**Set problem:** Give an exact transcription of every line, dropping the images.

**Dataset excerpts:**

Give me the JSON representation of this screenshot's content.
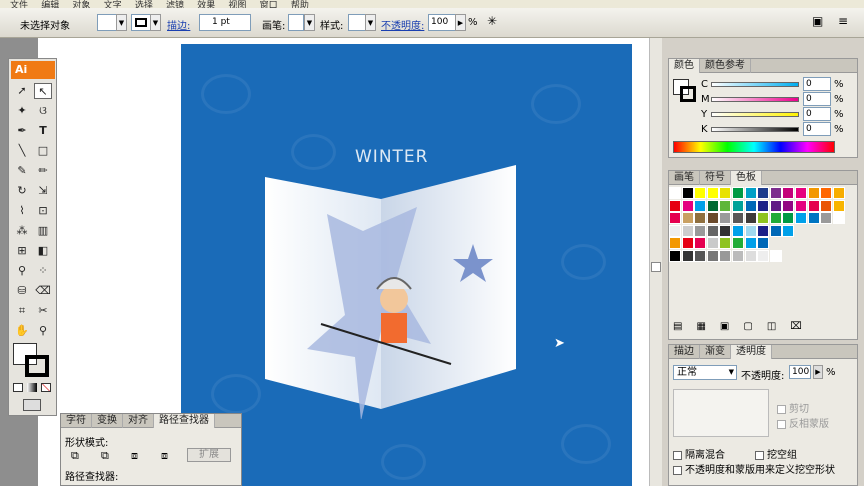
{
  "menubar": {
    "items": [
      "文件",
      "编辑",
      "对象",
      "文字",
      "选择",
      "滤镜",
      "效果",
      "视图",
      "窗口",
      "帮助"
    ]
  },
  "control": {
    "selection": "未选择对象",
    "stroke_label": "描边:",
    "stroke_value": "1 pt",
    "brush_label": "画笔:",
    "style_label": "样式:",
    "opacity_label": "不透明度:",
    "opacity_value": "100",
    "opacity_unit": "%"
  },
  "card": {
    "title": "WINTER"
  },
  "toolbox": {
    "logo": "Ai"
  },
  "color_panel": {
    "tabs": [
      "颜色",
      "颜色参考"
    ],
    "channels": [
      {
        "name": "C",
        "value": "0",
        "unit": "%"
      },
      {
        "name": "M",
        "value": "0",
        "unit": "%"
      },
      {
        "name": "Y",
        "value": "0",
        "unit": "%"
      },
      {
        "name": "K",
        "value": "0",
        "unit": "%"
      }
    ]
  },
  "swatch_panel": {
    "tabs": [
      "画笔",
      "符号",
      "色板"
    ]
  },
  "transparency_panel": {
    "tabs": [
      "描边",
      "渐变",
      "透明度"
    ],
    "blend_mode": "正常",
    "opacity_label": "不透明度:",
    "opacity_value": "100",
    "opacity_unit": "%",
    "clip": "剪切",
    "invert_mask": "反相蒙版",
    "isolate": "隔离混合",
    "knockout": "挖空组",
    "mask_defines": "不透明度和蒙版用来定义挖空形状"
  },
  "pathfinder": {
    "tabs": [
      "字符",
      "变换",
      "对齐",
      "路径查找器"
    ],
    "shape_modes": "形状模式:",
    "expand": "扩展",
    "pathfinders": "路径查找器:"
  },
  "colors": {
    "artboard": "#1a6bb8",
    "accent": "#f07a14"
  }
}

**Expected answer:**
Give me the JSON representation of this screenshot's content.
{
  "menubar": {
    "items": [
      "文件",
      "编辑",
      "对象",
      "文字",
      "选择",
      "滤镜",
      "效果",
      "视图",
      "窗口",
      "帮助"
    ]
  },
  "control": {
    "selection": "未选择对象",
    "stroke_label": "描边:",
    "stroke_value": "1 pt",
    "brush_label": "画笔:",
    "style_label": "样式:",
    "opacity_label": "不透明度:",
    "opacity_value": "100",
    "opacity_unit": "%"
  },
  "card": {
    "title": "WINTER"
  },
  "toolbox": {
    "logo": "Ai"
  },
  "color_panel": {
    "tabs": [
      "颜色",
      "颜色参考"
    ],
    "channels": [
      {
        "name": "C",
        "value": "0",
        "unit": "%"
      },
      {
        "name": "M",
        "value": "0",
        "unit": "%"
      },
      {
        "name": "Y",
        "value": "0",
        "unit": "%"
      },
      {
        "name": "K",
        "value": "0",
        "unit": "%"
      }
    ]
  },
  "swatch_panel": {
    "tabs": [
      "画笔",
      "符号",
      "色板"
    ]
  },
  "transparency_panel": {
    "tabs": [
      "描边",
      "渐变",
      "透明度"
    ],
    "blend_mode": "正常",
    "opacity_label": "不透明度:",
    "opacity_value": "100",
    "opacity_unit": "%",
    "clip": "剪切",
    "invert_mask": "反相蒙版",
    "isolate": "隔离混合",
    "knockout": "挖空组",
    "mask_defines": "不透明度和蒙版用来定义挖空形状"
  },
  "pathfinder": {
    "tabs": [
      "字符",
      "变换",
      "对齐",
      "路径查找器"
    ],
    "shape_modes": "形状模式:",
    "expand": "扩展",
    "pathfinders": "路径查找器:"
  },
  "colors": {
    "artboard": "#1a6bb8",
    "accent": "#f07a14"
  }
}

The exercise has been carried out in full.